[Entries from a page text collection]

....

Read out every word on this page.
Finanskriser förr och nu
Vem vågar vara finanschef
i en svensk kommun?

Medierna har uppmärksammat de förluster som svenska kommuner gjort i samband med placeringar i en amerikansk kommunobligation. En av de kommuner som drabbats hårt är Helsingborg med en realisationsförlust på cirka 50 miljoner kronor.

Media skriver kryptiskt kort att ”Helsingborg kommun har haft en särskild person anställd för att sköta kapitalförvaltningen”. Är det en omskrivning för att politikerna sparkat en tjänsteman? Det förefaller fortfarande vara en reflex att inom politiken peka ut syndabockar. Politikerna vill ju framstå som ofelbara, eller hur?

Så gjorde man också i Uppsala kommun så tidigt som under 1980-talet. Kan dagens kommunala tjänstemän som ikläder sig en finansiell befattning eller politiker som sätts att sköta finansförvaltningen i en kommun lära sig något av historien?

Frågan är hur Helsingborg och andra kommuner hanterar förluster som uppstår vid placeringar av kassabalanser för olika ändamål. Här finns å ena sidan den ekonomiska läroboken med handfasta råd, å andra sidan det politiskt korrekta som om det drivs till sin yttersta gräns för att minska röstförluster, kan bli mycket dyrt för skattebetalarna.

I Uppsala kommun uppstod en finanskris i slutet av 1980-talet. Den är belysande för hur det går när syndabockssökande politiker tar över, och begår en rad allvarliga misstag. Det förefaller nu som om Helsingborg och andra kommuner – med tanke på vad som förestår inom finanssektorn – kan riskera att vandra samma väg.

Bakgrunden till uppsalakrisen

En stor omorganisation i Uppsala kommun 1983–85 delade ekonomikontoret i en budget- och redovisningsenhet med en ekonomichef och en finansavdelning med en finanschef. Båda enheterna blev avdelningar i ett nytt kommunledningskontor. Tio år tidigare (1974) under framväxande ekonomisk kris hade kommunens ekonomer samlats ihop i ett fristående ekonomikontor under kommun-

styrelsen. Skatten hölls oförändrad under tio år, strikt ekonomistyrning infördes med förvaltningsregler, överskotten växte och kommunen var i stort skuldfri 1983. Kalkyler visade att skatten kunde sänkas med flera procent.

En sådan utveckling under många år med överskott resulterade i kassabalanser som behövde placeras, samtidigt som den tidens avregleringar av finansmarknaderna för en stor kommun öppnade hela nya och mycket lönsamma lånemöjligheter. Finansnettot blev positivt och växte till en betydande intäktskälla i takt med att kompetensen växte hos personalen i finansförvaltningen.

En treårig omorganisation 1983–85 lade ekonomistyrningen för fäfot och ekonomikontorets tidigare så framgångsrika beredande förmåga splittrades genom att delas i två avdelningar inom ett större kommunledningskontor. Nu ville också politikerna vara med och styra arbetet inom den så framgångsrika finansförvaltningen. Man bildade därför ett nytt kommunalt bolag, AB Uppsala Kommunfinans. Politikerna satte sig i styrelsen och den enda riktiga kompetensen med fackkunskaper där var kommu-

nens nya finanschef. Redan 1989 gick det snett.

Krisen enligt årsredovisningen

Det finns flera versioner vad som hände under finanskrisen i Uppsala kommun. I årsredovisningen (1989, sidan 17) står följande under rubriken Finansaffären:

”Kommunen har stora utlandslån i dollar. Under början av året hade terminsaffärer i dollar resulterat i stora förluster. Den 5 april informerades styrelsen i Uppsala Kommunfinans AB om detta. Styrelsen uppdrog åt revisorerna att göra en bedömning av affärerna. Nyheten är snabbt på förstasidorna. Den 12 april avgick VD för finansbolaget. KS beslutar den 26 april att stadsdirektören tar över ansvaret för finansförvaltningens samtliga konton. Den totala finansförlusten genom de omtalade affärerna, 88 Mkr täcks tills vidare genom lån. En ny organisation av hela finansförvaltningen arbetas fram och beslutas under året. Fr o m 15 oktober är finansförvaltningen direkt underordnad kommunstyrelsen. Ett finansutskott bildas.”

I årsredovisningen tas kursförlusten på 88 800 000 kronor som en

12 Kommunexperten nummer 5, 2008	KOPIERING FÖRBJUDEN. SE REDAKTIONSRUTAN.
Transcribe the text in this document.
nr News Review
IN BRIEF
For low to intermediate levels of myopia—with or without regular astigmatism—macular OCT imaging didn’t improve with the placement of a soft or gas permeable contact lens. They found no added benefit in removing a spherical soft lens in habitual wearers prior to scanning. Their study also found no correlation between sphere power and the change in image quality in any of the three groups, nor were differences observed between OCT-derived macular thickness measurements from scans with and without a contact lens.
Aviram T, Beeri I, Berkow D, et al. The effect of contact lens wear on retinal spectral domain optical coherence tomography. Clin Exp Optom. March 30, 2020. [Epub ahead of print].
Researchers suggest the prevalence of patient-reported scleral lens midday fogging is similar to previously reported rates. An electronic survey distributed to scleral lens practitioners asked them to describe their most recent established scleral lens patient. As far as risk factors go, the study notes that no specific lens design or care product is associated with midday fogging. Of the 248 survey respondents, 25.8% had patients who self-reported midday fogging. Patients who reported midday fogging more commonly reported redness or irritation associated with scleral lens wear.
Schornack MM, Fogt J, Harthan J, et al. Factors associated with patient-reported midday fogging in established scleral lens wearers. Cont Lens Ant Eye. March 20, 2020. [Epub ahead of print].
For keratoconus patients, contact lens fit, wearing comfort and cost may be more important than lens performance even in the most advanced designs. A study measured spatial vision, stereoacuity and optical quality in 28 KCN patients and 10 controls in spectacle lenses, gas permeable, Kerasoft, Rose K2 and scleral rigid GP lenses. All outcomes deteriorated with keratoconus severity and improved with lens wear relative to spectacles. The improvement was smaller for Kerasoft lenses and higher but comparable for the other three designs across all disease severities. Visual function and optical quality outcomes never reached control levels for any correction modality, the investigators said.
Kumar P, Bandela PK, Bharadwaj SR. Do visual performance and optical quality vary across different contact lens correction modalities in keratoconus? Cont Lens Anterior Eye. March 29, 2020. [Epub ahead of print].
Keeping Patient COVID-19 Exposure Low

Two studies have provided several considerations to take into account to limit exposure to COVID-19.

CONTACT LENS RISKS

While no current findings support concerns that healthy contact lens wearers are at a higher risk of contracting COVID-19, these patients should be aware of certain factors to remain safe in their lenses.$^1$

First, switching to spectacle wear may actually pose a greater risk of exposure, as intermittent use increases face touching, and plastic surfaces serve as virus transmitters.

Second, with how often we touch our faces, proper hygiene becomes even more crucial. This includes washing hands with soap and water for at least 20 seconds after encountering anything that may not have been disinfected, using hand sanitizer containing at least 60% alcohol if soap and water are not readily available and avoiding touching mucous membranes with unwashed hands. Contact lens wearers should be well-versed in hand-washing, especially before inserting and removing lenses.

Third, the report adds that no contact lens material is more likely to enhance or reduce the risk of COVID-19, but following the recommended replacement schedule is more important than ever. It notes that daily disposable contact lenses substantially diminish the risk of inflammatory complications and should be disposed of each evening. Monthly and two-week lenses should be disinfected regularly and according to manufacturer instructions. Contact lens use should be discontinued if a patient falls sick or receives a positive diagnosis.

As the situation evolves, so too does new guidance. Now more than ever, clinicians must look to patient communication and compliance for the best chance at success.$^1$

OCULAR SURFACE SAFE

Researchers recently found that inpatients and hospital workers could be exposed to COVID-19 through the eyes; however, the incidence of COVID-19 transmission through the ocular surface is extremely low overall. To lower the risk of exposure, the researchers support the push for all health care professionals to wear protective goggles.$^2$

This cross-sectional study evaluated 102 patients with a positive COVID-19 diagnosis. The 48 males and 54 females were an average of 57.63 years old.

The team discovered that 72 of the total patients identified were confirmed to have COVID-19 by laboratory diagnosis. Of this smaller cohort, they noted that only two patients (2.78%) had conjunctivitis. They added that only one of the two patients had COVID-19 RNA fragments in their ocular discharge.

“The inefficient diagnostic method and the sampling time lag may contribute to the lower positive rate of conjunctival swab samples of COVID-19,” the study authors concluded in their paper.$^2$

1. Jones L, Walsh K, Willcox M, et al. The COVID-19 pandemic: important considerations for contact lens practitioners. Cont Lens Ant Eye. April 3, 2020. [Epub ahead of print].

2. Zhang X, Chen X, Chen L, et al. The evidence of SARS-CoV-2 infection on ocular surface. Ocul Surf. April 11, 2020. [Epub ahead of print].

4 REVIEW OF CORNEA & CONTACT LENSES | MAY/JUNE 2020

....

_Description of the task_
Find the string "årsredovisningen" in the entries above. Copy each line where it occurs.

_Solution to this exercise_
Krisen enligt årsredovisningen
Det finns flera versioner vad som hände under finanskrisen i Uppsala kommun. I årsredovisningen (1989, sidan 17) står följande under rubriken Finansaffären:
I årsredovisningen tas kursförlusten på 88 800 000 kronor som en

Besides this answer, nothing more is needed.